■ Aim
Take the entries below and reproduce them word for word.

■ Rows from a dataset
----
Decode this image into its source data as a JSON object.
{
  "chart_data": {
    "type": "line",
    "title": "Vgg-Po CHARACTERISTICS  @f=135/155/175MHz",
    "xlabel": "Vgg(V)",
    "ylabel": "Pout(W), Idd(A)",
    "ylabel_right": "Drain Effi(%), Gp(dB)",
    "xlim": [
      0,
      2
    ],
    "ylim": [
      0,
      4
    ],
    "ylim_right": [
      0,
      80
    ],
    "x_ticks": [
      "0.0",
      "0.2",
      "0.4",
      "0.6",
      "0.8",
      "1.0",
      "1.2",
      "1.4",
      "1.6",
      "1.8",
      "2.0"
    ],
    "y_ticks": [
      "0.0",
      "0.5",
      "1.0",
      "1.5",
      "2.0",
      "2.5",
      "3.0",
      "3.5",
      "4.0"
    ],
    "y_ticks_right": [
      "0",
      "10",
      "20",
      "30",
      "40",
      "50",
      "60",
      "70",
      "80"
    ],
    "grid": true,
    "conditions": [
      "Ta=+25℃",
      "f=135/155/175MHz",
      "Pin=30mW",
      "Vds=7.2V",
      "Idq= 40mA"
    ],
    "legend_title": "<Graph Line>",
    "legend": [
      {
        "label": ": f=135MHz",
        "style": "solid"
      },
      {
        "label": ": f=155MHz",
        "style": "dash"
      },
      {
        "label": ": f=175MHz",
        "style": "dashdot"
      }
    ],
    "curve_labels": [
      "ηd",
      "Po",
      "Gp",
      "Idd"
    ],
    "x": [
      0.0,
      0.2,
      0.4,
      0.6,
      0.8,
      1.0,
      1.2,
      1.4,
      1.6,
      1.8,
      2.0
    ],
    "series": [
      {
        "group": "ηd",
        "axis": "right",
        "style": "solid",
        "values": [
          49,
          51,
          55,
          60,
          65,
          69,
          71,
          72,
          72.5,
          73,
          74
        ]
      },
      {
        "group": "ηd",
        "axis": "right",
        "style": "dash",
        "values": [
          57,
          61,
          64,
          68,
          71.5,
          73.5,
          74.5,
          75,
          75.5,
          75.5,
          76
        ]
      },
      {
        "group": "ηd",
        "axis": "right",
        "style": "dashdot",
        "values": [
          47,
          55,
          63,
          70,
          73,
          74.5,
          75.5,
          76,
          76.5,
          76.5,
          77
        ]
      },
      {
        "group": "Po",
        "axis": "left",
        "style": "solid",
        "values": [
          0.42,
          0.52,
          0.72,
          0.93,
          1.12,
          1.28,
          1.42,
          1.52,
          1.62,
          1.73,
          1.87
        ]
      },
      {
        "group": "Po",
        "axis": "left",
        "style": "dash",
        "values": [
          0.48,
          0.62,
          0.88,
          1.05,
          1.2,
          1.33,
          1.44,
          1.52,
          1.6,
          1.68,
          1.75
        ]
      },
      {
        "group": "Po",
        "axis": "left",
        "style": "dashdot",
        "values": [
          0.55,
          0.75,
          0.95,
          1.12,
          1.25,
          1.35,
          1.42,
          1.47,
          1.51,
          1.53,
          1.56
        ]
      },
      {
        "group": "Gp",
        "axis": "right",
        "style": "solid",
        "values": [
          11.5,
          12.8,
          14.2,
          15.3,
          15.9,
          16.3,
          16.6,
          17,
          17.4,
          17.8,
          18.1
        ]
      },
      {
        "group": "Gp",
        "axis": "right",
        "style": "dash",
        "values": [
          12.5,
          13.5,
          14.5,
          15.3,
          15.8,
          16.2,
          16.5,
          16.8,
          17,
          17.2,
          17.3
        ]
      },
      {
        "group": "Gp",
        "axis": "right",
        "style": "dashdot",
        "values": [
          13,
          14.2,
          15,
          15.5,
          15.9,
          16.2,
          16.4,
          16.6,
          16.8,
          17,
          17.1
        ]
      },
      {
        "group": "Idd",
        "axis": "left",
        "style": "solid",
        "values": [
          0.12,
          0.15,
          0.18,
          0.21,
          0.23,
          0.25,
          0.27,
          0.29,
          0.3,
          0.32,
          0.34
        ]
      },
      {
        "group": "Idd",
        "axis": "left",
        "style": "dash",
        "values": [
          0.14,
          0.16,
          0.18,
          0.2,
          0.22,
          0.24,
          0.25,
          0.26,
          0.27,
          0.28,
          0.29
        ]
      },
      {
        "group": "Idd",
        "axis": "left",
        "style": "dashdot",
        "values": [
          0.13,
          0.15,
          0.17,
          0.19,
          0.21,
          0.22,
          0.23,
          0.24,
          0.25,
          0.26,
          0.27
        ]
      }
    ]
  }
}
----
■ Written solution
Decode this image into its source data as a JSON object.
{
  "chart_data": {
    "type": "line",
    "title": "Vgg-Po CHARACTERISTICS  @f=135/155/175MHz",
    "xlabel": "Vgg(V)",
    "ylabel": "Pout(W), Idd(A)",
    "ylabel_right": "Drain Effi(%), Gp(dB)",
    "xlim": [
      0,
      2
    ],
    "ylim": [
      0,
      4
    ],
    "ylim_right": [
      0,
      80
    ],
    "x_ticks": [
      "0.0",
      "0.2",
      "0.4",
      "0.6",
      "0.8",
      "1.0",
      "1.2",
      "1.4",
      "1.6",
      "1.8",
      "2.0"
    ],
    "y_ticks": [
      "0.0",
      "0.5",
      "1.0",
      "1.5",
      "2.0",
      "2.5",
      "3.0",
      "3.5",
      "4.0"
    ],
    "y_ticks_right": [
      "0",
      "10",
      "20",
      "30",
      "40",
      "50",
      "60",
      "70",
      "80"
    ],
    "grid": true,
    "conditions": [
      "Ta=+25℃",
      "f=135/155/175MHz",
      "Pin=30mW",
      "Vds=7.2V",
      "Idq= 40mA"
    ],
    "legend_title": "<Graph Line>",
    "legend": [
      {
        "label": ": f=135MHz",
        "style": "solid"
      },
      {
        "label": ": f=155MHz",
        "style": "dash"
      },
      {
        "label": ": f=175MHz",
        "style": "dashdot"
      }
    ],
    "curve_labels": [
      "ηd",
      "Po",
      "Gp",
      "Idd"
    ],
    "x": [
      0.0,
      0.2,
      0.4,
      0.6,
      0.8,
      1.0,
      1.2,
      1.4,
      1.6,
      1.8,
      2.0
    ],
    "series": [
      {
        "group": "ηd",
        "axis": "right",
        "style": "solid",
        "values": [
          49,
          51,
          55,
          60,
          65,
          69,
          71,
          72,
          72.5,
          73,
          74
        ]
      },
      {
        "group": "ηd",
        "axis": "right",
        "style": "dash",
        "values": [
          57,
          61,
          64,
          68,
          71.5,
          73.5,
          74.5,
          75,
          75.5,
          75.5,
          76
        ]
      },
      {
        "group": "ηd",
        "axis": "right",
        "style": "dashdot",
        "values": [
          47,
          55,
          63,
          70,
          73,
          74.5,
          75.5,
          76,
          76.5,
          76.5,
          77
        ]
      },
      {
        "group": "Po",
        "axis": "left",
        "style": "solid",
        "values": [
          0.42,
          0.52,
          0.72,
          0.93,
          1.12,
          1.28,
          1.42,
          1.52,
          1.62,
          1.73,
          1.87
        ]
      },
      {
        "group": "Po",
        "axis": "left",
        "style": "dash",
        "values": [
          0.48,
          0.62,
          0.88,
          1.05,
          1.2,
          1.33,
          1.44,
          1.52,
          1.6,
          1.68,
          1.75
        ]
      },
      {
        "group": "Po",
        "axis": "left",
        "style": "dashdot",
        "values": [
          0.55,
          0.75,
          0.95,
          1.12,
          1.25,
          1.35,
          1.42,
          1.47,
          1.51,
          1.53,
          1.56
        ]
      },
      {
        "group": "Gp",
        "axis": "right",
        "style": "solid",
        "values": [
          11.5,
          12.8,
          14.2,
          15.3,
          15.9,
          16.3,
          16.6,
          17,
          17.4,
          17.8,
          18.1
        ]
      },
      {
        "group": "Gp",
        "axis": "right",
        "style": "dash",
        "values": [
          12.5,
          13.5,
          14.5,
          15.3,
          15.8,
          16.2,
          16.5,
          16.8,
          17,
          17.2,
          17.3
        ]
      },
      {
        "group": "Gp",
        "axis": "right",
        "style": "dashdot",
        "values": [
          13,
          14.2,
          15,
          15.5,
          15.9,
          16.2,
          16.4,
          16.6,
          16.8,
          17,
          17.1
        ]
      },
      {
        "group": "Idd",
        "axis": "left",
        "style": "solid",
        "values": [
          0.12,
          0.15,
          0.18,
          0.21,
          0.23,
          0.25,
          0.27,
          0.29,
          0.3,
          0.32,
          0.34
        ]
      },
      {
        "group": "Idd",
        "axis": "left",
        "style": "dash",
        "values": [
          0.14,
          0.16,
          0.18,
          0.2,
          0.22,
          0.24,
          0.25,
          0.26,
          0.27,
          0.28,
          0.29
        ]
      },
      {
        "group": "Idd",
        "axis": "left",
        "style": "dashdot",
        "values": [
          0.13,
          0.15,
          0.17,
          0.19,
          0.21,
          0.22,
          0.23,
          0.24,
          0.25,
          0.26,
          0.27
        ]
      }
    ]
  }
}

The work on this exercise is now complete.